■ **Tareas escritas**
- a) Copia el texto fuente empezando en "Pero los acontecimientos" y terminando en "a la C. N. T.", y sustituye "Generalidad" por "Generalitat".
- b) Enumera todas las siglas de organizaciones que aparecen en el texto fuente.

■ **Texto fuente**
--

Pero esta posición anticolaboracionista fue rectificada muy pronto (en el mismo mes de mayo) posiblemente por no estar dispuesta la U. G. T. a afrontar aquella situación violentamente. En el Pleno del 23 de mayo se había dispuesto que si la U. G. T. «hacía marcha atrás» el Comité Nacional de la C. N. T. convocaría inmediatamente otro Pleno Nacional de Regionales «para fijar la posición de nuestro Movimiento». El Pleno a que nos referimos últimamente acordó, pues, aceptar la colaboración política «en un plano digno y de justa proporcionalidad». En este mismo Pleno se elaboró un programa mínimo de gobierno a someter al gobierno mismo y a los partidos y organizaciones. Este programa proponía una amplia reorganización de las actividades políticas, económicas y militares en base a una mayor intervención en ellas de las organizaciones sindicales y una mayor proporcionalidad en la distribución de los cargos públicos. La C. N. T. emprendió seguidamente una intensa campaña de mitines en la que pedía abiertamente su participación en el poder.

Pero los acontecimientos seguían discurriendo por otros cauces. Con motivo de la reorganización del gobierno de la Generalidad, que venia funcionando interinamente desde los sangrientos sucesos de mayo último, catalanistas y comunistas complotaron con éxito para expulsar de aquel gobierno a la C. N. T.

La represión policíaca se intensificaba contra los sindicatos, contra los municipios y colectividades. La C. N. T. y la F. A. I. protestaban enérgicamente en una circular del 11 de junio: «En estos días se han acentuado las persecuciones, asaltos a las colectividades y expulsión de nuestros representantes en los Consejos Municipales».

--

■ **Datos proporcionados**
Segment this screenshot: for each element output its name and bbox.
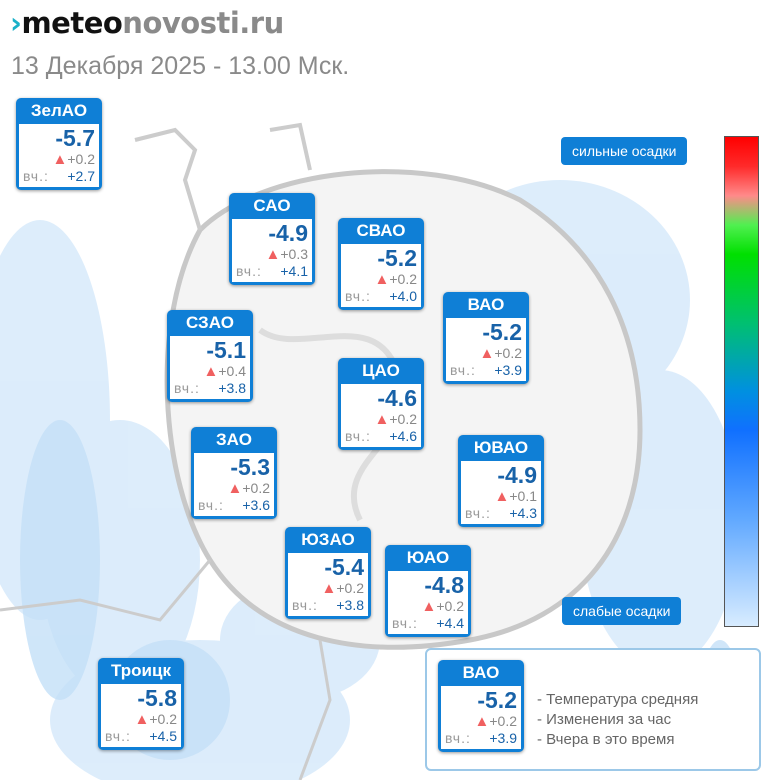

--

■ **Soluciones por tarea**
- a)
Pero los acontecimientos seguían discurriendo por otros cauces. Con motivo de la reorganización del gobierno de la Generalitat, que venia funcionando interinamente desde los sangrientos sucesos de mayo último, catalanistas y comunistas complotaron con éxito para expulsar de aquel gobierno a la C. N. T.

- b)
U. G. T.
C. N. T.
F. A. I.